## TASK DIRECTIONS
Work out how many lines of the listing hold the string "image", then answer with that number and nothing else.

## INPUT

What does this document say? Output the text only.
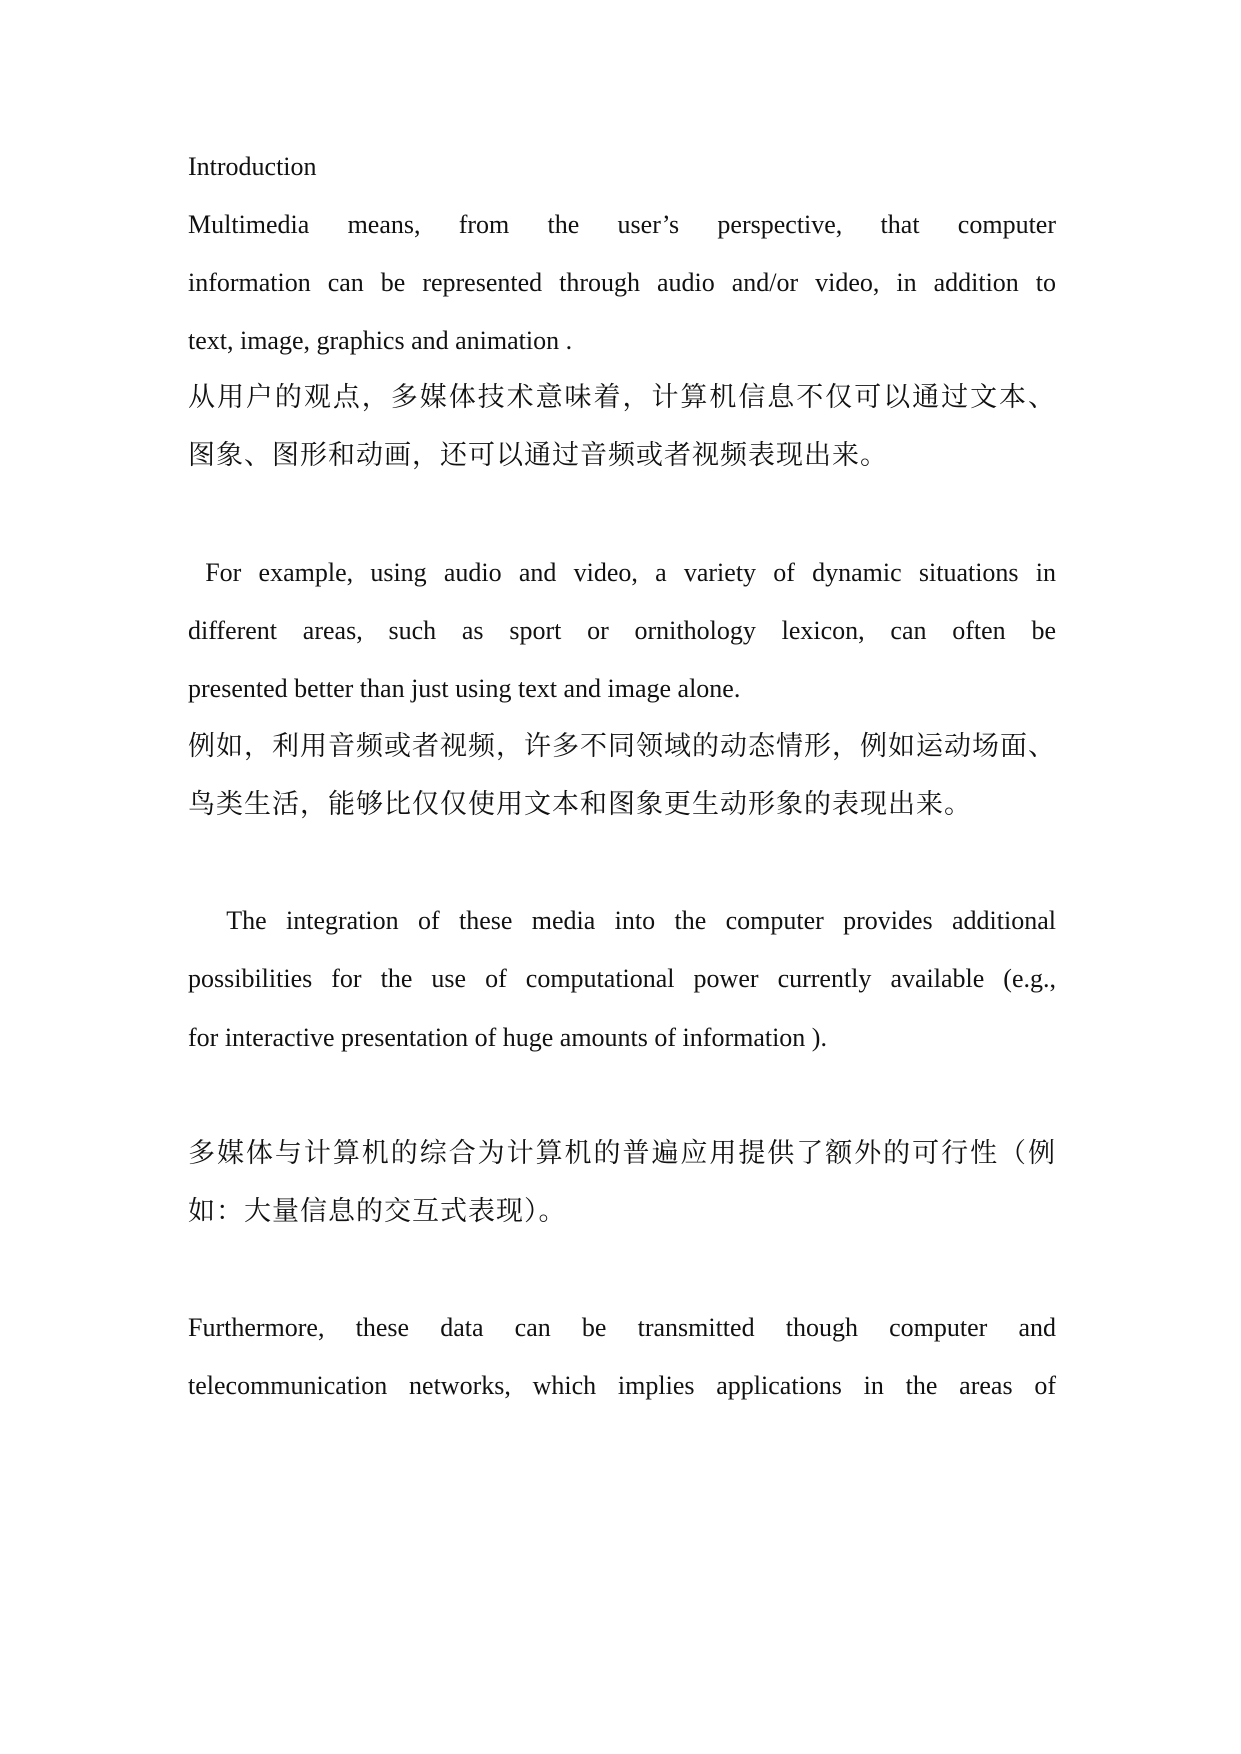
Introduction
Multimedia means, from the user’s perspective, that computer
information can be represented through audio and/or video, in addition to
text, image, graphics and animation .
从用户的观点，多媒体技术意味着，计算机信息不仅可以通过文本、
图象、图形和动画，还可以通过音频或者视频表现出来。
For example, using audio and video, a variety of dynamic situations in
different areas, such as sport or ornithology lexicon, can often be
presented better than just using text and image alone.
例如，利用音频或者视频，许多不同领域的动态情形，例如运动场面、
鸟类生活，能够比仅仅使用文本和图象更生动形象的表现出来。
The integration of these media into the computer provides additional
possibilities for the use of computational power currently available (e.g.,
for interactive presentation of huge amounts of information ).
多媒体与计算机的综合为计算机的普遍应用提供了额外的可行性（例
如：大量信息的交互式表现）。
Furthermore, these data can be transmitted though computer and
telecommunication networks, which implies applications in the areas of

## TASK RESULT
2